* THE PROBLEM
Set the listing down again in full, word for word, with the pictures left out.

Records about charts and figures

========================

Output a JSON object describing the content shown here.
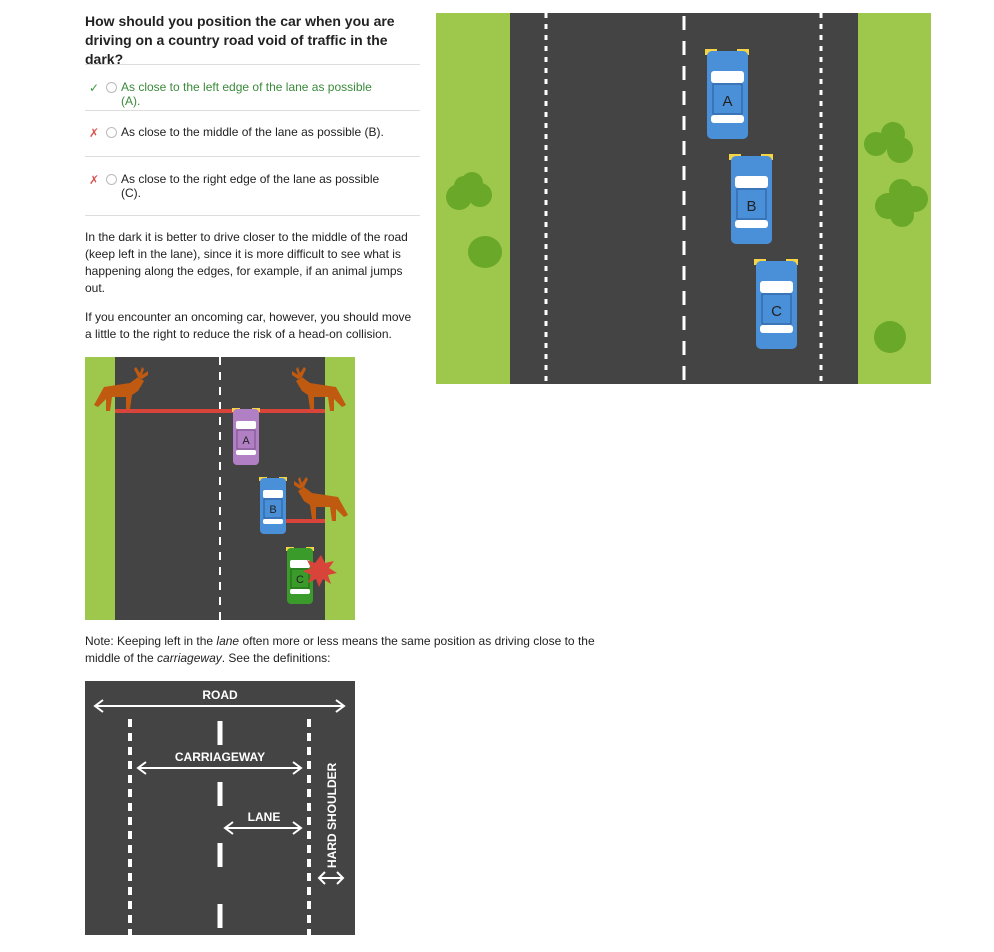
{
  "question": "How should you position the car when you are driving on a country road void of traffic in the dark?",
  "answers": [
    {
      "mark": "✓",
      "label": "As close to the left edge of the lane as possible (A).",
      "status": "correct"
    },
    {
      "mark": "✗",
      "label": "As close to the middle of the lane as possible (B).",
      "status": "wrong"
    },
    {
      "mark": "✗",
      "label": "As close to the right edge of the lane as possible (C).",
      "status": "wrong"
    }
  ],
  "explanation": {
    "p1": "In the dark it is better to drive closer to the middle of the road (keep left in the lane), since it is more difficult to see what is happening along the edges, for example, if an animal jumps out.",
    "p2": "If you encounter an oncoming car, however, you should move a little to the right to reduce the risk of a head-on collision."
  },
  "note": {
    "pre": "Note: Keeping left in the ",
    "lane_word": "lane",
    "mid": " often more or less means the same position as driving close to the middle of the ",
    "carriageway_word": "carriageway",
    "post": ". See the definitions:"
  },
  "top_diagram": {
    "car_a": "A",
    "car_b": "B",
    "car_c": "C"
  },
  "moose_diagram": {
    "car_a": "A",
    "car_b": "B",
    "car_c": "C"
  },
  "definitions_diagram": {
    "road": "ROAD",
    "carriageway": "CARRIAGEWAY",
    "lane": "LANE",
    "hard_shoulder": "HARD SHOULDER"
  },
  "colors": {
    "grass": "#9dc84b",
    "asphalt": "#444444",
    "car_blue": "#4a90d9",
    "car_purple": "#b07fc4",
    "car_green": "#3a9a2a",
    "moose": "#c05a10",
    "danger_line": "#d9443a",
    "bush": "#6aa82a",
    "correct": "#3a9a3a",
    "wrong": "#d9534f"
  }
}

========================

* THE RESULT
Output a JSON object describing the content shown here.
{
  "question": "How should you position the car when you are driving on a country road void of traffic in the dark?",
  "answers": [
    {
      "mark": "✓",
      "label": "As close to the left edge of the lane as possible (A).",
      "status": "correct"
    },
    {
      "mark": "✗",
      "label": "As close to the middle of the lane as possible (B).",
      "status": "wrong"
    },
    {
      "mark": "✗",
      "label": "As close to the right edge of the lane as possible (C).",
      "status": "wrong"
    }
  ],
  "explanation": {
    "p1": "In the dark it is better to drive closer to the middle of the road (keep left in the lane), since it is more difficult to see what is happening along the edges, for example, if an animal jumps out.",
    "p2": "If you encounter an oncoming car, however, you should move a little to the right to reduce the risk of a head-on collision."
  },
  "note": {
    "pre": "Note: Keeping left in the ",
    "lane_word": "lane",
    "mid": " often more or less means the same position as driving close to the middle of the ",
    "carriageway_word": "carriageway",
    "post": ". See the definitions:"
  },
  "top_diagram": {
    "car_a": "A",
    "car_b": "B",
    "car_c": "C"
  },
  "moose_diagram": {
    "car_a": "A",
    "car_b": "B",
    "car_c": "C"
  },
  "definitions_diagram": {
    "road": "ROAD",
    "carriageway": "CARRIAGEWAY",
    "lane": "LANE",
    "hard_shoulder": "HARD SHOULDER"
  },
  "colors": {
    "grass": "#9dc84b",
    "asphalt": "#444444",
    "car_blue": "#4a90d9",
    "car_purple": "#b07fc4",
    "car_green": "#3a9a2a",
    "moose": "#c05a10",
    "danger_line": "#d9443a",
    "bush": "#6aa82a",
    "correct": "#3a9a3a",
    "wrong": "#d9534f"
  }
}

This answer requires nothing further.